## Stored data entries
———

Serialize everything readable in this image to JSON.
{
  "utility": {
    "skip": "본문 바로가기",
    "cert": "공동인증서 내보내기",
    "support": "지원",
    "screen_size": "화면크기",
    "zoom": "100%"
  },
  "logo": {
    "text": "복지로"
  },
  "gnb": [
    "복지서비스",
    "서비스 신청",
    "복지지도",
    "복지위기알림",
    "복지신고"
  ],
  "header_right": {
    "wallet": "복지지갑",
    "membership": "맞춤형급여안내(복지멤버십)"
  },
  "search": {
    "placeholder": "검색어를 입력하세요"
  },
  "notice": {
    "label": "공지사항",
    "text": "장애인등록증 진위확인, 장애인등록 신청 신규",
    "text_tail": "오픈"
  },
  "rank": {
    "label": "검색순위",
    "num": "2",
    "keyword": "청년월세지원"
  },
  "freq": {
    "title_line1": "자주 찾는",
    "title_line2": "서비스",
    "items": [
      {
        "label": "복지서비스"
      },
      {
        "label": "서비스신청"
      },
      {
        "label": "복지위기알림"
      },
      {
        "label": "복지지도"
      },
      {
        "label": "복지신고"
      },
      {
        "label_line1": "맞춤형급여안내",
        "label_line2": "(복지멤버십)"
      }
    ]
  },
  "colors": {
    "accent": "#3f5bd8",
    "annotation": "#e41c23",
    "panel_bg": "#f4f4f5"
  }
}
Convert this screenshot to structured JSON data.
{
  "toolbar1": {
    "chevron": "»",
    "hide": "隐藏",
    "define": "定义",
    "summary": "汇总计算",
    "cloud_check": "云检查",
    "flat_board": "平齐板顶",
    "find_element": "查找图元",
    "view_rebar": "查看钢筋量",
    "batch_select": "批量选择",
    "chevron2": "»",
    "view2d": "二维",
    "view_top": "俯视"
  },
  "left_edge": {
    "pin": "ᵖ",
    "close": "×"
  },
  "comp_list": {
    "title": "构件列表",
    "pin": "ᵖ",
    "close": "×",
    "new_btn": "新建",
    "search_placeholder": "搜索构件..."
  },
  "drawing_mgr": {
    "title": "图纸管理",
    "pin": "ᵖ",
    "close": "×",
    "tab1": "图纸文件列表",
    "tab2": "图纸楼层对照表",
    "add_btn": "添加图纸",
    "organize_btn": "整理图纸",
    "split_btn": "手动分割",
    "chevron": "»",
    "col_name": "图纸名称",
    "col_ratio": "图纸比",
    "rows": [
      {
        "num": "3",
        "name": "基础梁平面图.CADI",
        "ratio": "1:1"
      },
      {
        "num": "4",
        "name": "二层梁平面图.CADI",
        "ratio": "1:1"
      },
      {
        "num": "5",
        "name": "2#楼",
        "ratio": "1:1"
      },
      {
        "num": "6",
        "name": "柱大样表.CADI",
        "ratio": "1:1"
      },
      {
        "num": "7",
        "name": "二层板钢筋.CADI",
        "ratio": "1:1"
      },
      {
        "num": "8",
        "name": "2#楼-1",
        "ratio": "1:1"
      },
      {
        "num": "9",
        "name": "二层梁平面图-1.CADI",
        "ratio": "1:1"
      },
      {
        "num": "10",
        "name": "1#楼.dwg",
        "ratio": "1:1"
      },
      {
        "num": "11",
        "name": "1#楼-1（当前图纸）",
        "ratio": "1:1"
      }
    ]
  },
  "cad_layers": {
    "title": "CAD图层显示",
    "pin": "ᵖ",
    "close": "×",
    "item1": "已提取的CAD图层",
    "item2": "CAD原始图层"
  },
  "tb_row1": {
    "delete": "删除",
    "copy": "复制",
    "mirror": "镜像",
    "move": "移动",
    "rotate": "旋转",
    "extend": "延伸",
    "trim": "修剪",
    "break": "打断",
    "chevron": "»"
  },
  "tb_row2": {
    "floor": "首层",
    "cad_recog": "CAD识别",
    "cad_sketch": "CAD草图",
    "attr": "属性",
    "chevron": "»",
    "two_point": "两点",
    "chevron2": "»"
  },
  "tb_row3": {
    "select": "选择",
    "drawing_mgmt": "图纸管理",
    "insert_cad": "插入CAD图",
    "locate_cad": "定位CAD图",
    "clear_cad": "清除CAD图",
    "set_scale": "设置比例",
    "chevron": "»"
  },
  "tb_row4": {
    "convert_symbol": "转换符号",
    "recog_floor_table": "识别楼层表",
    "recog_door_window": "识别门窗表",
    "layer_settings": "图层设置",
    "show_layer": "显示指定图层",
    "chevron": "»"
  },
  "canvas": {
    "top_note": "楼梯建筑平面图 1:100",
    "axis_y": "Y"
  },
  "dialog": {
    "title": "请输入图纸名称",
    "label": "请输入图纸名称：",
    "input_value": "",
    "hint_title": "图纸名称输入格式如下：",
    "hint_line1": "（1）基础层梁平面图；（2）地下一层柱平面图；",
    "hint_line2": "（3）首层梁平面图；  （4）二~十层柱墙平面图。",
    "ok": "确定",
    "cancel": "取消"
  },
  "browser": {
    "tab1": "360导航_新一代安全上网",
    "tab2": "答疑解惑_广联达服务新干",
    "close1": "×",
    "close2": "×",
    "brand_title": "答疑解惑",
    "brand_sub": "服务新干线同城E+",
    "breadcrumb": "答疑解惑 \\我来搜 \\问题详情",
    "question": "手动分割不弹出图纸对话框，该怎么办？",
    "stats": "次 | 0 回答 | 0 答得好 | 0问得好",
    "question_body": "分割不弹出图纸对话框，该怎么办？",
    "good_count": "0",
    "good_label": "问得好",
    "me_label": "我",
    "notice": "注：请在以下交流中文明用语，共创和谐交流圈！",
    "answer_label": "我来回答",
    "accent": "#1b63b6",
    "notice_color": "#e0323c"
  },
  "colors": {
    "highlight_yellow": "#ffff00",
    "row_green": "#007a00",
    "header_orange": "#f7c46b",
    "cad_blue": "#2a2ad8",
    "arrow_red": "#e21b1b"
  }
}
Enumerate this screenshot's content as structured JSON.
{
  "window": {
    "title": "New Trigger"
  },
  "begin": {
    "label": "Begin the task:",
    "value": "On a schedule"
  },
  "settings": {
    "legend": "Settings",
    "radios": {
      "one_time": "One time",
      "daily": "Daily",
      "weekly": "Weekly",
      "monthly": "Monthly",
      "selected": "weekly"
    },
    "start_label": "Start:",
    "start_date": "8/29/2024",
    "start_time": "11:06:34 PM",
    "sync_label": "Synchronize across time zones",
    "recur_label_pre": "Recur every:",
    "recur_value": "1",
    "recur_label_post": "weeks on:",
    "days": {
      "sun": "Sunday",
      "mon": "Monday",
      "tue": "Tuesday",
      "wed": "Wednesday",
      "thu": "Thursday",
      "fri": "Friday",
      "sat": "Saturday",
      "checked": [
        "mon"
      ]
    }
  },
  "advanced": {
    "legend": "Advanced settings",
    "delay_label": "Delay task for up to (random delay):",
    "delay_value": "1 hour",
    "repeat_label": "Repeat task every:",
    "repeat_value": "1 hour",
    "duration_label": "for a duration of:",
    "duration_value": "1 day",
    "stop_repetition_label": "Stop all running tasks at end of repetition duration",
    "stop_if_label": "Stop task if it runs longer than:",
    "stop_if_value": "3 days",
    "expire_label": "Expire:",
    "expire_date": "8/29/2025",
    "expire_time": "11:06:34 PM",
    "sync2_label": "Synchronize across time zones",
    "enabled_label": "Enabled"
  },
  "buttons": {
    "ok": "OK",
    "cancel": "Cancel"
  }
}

———

## Set task
Reply with nothing but the number of lines that contain the word "맞춤형급여안내".

## Solution below
2